==== Dataset content ====

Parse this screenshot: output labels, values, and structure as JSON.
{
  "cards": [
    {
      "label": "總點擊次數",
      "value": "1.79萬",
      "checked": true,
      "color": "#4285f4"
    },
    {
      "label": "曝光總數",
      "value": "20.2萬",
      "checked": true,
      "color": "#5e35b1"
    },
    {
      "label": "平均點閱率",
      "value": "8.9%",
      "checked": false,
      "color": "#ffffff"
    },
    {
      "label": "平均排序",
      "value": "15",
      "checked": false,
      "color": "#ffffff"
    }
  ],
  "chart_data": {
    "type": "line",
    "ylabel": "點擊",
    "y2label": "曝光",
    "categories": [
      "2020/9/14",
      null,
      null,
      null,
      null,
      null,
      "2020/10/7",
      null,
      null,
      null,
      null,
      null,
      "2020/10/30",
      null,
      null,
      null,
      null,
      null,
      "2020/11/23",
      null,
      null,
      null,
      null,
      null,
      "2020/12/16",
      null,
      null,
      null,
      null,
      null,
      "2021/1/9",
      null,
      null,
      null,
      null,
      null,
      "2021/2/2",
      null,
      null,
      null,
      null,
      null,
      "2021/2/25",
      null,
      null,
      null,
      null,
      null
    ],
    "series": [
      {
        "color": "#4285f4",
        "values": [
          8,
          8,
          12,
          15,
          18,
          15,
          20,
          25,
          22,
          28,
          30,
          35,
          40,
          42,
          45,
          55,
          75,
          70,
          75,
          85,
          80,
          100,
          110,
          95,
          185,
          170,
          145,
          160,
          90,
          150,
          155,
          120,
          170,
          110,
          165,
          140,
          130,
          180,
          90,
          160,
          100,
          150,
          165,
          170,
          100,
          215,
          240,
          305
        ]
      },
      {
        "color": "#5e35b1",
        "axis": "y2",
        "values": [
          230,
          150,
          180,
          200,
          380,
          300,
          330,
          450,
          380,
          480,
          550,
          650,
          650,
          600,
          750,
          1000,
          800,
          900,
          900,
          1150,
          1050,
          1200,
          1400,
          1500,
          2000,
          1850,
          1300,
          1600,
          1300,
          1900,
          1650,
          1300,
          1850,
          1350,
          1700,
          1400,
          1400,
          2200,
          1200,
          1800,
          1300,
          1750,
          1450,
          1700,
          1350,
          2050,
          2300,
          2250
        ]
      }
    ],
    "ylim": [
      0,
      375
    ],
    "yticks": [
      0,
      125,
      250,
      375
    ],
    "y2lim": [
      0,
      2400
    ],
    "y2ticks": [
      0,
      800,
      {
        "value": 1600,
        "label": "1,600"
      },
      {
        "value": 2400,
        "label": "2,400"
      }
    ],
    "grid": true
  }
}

====

## What is needed
Reproduce each record shown above without altering a single word.

## Solved problem
Parse this screenshot: output labels, values, and structure as JSON.
{
  "cards": [
    {
      "label": "總點擊次數",
      "value": "1.79萬",
      "checked": true,
      "color": "#4285f4"
    },
    {
      "label": "曝光總數",
      "value": "20.2萬",
      "checked": true,
      "color": "#5e35b1"
    },
    {
      "label": "平均點閱率",
      "value": "8.9%",
      "checked": false,
      "color": "#ffffff"
    },
    {
      "label": "平均排序",
      "value": "15",
      "checked": false,
      "color": "#ffffff"
    }
  ],
  "chart_data": {
    "type": "line",
    "ylabel": "點擊",
    "y2label": "曝光",
    "categories": [
      "2020/9/14",
      null,
      null,
      null,
      null,
      null,
      "2020/10/7",
      null,
      null,
      null,
      null,
      null,
      "2020/10/30",
      null,
      null,
      null,
      null,
      null,
      "2020/11/23",
      null,
      null,
      null,
      null,
      null,
      "2020/12/16",
      null,
      null,
      null,
      null,
      null,
      "2021/1/9",
      null,
      null,
      null,
      null,
      null,
      "2021/2/2",
      null,
      null,
      null,
      null,
      null,
      "2021/2/25",
      null,
      null,
      null,
      null,
      null
    ],
    "series": [
      {
        "color": "#4285f4",
        "values": [
          8,
          8,
          12,
          15,
          18,
          15,
          20,
          25,
          22,
          28,
          30,
          35,
          40,
          42,
          45,
          55,
          75,
          70,
          75,
          85,
          80,
          100,
          110,
          95,
          185,
          170,
          145,
          160,
          90,
          150,
          155,
          120,
          170,
          110,
          165,
          140,
          130,
          180,
          90,
          160,
          100,
          150,
          165,
          170,
          100,
          215,
          240,
          305
        ]
      },
      {
        "color": "#5e35b1",
        "axis": "y2",
        "values": [
          230,
          150,
          180,
          200,
          380,
          300,
          330,
          450,
          380,
          480,
          550,
          650,
          650,
          600,
          750,
          1000,
          800,
          900,
          900,
          1150,
          1050,
          1200,
          1400,
          1500,
          2000,
          1850,
          1300,
          1600,
          1300,
          1900,
          1650,
          1300,
          1850,
          1350,
          1700,
          1400,
          1400,
          2200,
          1200,
          1800,
          1300,
          1750,
          1450,
          1700,
          1350,
          2050,
          2300,
          2250
        ]
      }
    ],
    "ylim": [
      0,
      375
    ],
    "yticks": [
      0,
      125,
      250,
      375
    ],
    "y2lim": [
      0,
      2400
    ],
    "y2ticks": [
      0,
      800,
      {
        "value": 1600,
        "label": "1,600"
      },
      {
        "value": 2400,
        "label": "2,400"
      }
    ],
    "grid": true
  }
}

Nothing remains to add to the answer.